[BEGIN]

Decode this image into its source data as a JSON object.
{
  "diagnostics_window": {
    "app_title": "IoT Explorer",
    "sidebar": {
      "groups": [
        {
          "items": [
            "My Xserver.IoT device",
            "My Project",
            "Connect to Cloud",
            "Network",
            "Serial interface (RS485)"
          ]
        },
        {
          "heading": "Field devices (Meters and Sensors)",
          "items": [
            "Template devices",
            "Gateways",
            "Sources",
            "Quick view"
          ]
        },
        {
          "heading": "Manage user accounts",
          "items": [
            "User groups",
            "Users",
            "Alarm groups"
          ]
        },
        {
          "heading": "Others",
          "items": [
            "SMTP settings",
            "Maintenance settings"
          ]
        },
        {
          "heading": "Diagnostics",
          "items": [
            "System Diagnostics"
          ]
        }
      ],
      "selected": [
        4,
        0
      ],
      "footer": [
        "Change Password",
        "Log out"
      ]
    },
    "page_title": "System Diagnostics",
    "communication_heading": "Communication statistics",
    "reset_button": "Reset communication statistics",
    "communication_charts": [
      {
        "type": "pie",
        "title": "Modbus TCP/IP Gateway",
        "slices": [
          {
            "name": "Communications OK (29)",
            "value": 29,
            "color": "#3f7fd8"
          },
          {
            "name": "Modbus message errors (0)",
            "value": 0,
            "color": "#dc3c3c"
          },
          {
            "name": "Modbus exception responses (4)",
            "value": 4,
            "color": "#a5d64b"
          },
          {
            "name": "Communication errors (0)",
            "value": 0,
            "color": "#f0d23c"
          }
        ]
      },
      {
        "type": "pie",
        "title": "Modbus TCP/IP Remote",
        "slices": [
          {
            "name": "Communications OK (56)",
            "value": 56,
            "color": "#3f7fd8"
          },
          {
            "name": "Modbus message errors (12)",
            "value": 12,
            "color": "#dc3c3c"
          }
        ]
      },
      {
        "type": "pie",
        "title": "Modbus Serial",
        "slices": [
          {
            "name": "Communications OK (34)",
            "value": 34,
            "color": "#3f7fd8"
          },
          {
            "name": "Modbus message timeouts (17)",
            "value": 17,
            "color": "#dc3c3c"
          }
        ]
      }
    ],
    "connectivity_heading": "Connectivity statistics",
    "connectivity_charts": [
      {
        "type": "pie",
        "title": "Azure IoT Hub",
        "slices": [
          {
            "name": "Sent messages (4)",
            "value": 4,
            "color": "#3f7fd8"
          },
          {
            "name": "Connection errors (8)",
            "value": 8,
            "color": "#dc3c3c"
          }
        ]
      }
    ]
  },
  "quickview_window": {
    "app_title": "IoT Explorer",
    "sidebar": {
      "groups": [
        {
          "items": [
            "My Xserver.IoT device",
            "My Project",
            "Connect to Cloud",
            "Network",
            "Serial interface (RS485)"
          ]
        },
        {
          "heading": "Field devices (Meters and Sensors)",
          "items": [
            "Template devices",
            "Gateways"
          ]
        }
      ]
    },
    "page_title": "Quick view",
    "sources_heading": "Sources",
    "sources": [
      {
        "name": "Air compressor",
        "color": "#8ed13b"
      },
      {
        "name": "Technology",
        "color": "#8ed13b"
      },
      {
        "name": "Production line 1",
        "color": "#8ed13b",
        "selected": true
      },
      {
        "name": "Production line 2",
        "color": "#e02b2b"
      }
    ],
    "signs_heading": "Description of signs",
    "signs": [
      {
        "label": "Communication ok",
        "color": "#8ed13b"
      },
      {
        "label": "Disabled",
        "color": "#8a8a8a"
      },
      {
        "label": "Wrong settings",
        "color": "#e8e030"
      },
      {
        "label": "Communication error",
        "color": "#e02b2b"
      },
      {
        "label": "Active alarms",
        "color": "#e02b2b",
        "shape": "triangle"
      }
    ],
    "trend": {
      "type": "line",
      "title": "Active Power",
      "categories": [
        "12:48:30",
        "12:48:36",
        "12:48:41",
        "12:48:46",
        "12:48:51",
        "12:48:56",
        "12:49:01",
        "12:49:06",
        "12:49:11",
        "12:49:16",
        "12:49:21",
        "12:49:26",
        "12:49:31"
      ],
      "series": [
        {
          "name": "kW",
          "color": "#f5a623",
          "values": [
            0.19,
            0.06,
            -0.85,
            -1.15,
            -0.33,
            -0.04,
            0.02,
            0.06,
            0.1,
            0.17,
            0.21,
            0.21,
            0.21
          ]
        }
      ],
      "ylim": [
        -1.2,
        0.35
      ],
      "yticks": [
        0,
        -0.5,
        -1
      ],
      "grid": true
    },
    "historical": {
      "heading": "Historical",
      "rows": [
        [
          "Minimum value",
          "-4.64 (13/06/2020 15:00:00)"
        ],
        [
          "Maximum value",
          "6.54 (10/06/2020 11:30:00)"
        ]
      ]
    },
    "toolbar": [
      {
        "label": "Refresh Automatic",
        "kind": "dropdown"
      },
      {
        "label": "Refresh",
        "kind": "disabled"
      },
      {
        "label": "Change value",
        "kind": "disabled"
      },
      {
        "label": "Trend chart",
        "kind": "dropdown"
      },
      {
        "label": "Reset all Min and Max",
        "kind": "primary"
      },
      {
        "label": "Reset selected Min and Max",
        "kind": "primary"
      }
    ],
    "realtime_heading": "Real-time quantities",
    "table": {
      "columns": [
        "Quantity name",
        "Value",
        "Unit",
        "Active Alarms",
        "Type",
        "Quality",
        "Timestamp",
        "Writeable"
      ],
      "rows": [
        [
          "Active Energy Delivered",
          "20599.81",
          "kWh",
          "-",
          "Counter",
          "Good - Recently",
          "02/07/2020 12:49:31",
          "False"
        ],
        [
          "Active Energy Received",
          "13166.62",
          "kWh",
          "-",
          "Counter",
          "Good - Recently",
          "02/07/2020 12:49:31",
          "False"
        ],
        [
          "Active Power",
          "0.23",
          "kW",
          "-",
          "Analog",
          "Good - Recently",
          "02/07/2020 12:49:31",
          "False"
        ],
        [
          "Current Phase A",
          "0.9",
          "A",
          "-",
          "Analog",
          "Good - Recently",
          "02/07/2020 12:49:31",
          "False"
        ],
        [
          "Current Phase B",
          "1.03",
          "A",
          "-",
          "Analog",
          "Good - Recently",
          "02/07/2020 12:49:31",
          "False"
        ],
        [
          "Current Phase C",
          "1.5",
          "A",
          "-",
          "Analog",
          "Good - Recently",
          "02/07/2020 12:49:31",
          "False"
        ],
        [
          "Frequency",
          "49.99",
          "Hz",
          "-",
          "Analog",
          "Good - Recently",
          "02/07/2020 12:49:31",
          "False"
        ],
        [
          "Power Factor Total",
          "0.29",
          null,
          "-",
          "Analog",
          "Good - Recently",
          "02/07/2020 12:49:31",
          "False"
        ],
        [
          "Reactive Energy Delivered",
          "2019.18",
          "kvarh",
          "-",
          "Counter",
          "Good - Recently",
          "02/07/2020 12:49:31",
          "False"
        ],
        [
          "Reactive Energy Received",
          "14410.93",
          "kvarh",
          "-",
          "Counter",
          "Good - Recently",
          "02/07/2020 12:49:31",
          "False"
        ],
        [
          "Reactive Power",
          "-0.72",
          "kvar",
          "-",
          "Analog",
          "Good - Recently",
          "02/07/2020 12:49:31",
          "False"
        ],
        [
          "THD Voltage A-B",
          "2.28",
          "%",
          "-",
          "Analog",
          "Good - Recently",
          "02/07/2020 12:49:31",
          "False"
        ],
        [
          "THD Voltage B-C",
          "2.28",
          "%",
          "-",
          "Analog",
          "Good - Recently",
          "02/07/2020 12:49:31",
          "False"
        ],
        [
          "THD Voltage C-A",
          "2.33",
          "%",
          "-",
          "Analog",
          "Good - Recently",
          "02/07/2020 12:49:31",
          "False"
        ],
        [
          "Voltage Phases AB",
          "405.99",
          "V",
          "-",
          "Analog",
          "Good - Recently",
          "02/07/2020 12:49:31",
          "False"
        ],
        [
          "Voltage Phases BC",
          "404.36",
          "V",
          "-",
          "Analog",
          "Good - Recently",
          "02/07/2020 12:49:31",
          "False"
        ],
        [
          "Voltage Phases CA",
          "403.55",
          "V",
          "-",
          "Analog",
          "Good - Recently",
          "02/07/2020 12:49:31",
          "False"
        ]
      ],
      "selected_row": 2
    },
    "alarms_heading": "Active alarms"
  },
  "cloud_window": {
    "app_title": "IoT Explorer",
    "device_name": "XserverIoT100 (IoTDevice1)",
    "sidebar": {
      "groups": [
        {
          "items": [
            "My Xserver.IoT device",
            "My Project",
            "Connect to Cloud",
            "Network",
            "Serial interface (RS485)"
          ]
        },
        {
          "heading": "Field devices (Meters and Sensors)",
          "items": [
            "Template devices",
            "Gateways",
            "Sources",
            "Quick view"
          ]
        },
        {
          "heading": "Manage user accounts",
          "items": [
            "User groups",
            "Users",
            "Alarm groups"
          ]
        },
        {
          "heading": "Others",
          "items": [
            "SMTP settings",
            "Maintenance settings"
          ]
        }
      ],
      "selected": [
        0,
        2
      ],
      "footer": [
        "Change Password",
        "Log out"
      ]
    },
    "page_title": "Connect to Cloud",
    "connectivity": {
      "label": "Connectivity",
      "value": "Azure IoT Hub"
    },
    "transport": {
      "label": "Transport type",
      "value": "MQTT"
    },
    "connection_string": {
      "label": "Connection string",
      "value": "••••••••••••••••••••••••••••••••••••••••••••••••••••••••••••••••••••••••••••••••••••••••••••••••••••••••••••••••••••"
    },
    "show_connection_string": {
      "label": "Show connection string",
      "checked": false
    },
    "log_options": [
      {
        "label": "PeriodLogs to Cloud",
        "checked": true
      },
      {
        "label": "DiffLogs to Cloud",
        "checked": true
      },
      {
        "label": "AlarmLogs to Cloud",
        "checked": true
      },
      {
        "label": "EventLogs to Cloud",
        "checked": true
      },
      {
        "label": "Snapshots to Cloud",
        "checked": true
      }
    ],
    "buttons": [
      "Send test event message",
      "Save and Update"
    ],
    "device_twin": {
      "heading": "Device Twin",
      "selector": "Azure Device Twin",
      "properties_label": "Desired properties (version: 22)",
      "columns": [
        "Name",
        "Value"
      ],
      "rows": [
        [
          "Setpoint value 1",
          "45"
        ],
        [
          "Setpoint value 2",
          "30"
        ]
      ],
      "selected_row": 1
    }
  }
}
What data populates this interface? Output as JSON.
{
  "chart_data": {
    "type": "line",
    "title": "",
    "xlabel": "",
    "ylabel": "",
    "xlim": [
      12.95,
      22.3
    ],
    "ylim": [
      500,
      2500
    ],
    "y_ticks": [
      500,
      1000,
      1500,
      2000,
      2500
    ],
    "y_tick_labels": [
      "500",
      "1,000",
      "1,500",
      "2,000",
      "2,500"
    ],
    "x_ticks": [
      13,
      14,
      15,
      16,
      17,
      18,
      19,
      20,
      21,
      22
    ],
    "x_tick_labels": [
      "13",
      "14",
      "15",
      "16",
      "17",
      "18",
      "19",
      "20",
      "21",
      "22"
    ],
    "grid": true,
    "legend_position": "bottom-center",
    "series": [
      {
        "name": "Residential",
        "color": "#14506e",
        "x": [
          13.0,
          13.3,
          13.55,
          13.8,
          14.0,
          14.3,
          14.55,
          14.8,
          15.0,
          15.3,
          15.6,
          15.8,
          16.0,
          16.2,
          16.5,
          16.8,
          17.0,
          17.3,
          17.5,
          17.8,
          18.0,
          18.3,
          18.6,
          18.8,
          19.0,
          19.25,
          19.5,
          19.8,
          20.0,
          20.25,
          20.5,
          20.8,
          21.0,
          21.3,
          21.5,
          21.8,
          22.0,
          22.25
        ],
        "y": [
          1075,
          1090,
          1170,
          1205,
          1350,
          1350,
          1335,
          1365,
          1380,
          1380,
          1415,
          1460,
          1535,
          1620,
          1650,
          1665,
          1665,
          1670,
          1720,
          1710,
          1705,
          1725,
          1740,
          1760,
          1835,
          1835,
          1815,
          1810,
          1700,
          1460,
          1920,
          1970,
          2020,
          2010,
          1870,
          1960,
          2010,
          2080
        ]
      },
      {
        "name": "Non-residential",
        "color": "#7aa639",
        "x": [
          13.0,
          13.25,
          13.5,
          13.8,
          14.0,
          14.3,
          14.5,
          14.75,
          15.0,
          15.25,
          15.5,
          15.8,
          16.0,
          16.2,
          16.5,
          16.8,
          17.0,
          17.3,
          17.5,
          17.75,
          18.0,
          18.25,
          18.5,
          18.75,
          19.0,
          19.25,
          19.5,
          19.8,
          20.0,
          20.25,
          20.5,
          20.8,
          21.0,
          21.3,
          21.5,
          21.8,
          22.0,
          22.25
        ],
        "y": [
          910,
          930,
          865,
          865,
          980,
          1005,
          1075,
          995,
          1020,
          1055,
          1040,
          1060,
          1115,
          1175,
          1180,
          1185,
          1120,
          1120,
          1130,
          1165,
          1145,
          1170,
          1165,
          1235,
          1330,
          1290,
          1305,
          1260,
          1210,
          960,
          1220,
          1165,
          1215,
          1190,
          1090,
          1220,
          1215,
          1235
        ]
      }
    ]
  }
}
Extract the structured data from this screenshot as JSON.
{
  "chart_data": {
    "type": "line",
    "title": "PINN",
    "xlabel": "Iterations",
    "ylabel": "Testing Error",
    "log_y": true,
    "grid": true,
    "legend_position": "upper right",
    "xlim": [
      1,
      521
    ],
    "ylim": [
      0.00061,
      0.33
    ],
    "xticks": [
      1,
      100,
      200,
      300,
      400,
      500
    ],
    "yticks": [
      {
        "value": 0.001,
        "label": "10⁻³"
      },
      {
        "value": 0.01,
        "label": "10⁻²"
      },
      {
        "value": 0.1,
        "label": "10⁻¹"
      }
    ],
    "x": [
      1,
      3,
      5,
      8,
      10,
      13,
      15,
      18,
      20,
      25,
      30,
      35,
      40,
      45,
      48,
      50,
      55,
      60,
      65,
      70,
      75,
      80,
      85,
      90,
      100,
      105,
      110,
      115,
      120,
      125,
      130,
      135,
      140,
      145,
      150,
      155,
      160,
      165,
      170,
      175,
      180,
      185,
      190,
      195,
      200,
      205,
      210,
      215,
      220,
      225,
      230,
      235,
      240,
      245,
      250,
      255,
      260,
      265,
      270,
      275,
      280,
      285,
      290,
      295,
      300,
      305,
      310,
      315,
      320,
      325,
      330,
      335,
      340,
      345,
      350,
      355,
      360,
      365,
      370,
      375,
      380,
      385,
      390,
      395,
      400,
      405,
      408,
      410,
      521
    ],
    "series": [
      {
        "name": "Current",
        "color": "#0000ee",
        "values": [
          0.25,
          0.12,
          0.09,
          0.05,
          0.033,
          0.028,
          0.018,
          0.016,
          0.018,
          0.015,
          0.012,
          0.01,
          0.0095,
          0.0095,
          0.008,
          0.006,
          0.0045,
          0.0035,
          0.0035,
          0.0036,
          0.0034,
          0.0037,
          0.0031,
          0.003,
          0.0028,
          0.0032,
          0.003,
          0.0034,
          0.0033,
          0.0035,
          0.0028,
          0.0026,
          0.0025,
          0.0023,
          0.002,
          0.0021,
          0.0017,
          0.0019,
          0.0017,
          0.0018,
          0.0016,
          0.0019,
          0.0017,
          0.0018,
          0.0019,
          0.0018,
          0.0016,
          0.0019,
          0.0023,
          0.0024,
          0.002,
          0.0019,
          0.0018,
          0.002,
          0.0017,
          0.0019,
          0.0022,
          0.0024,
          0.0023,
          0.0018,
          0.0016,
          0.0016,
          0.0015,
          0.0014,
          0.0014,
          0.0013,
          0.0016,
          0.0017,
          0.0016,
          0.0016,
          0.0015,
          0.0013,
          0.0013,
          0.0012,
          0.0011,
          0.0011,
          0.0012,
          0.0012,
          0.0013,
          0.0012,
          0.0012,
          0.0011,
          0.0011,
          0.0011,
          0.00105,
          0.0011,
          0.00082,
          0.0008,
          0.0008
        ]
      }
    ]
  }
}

[END]

### EXERCISE DESCRIPTION
Lines holding the word "Phases" in the entries above are the ones to pull out. Copy them all.

### WRITTEN RESPONSE
          "Voltage Phases AB",
          "Voltage Phases BC",
          "Voltage Phases CA",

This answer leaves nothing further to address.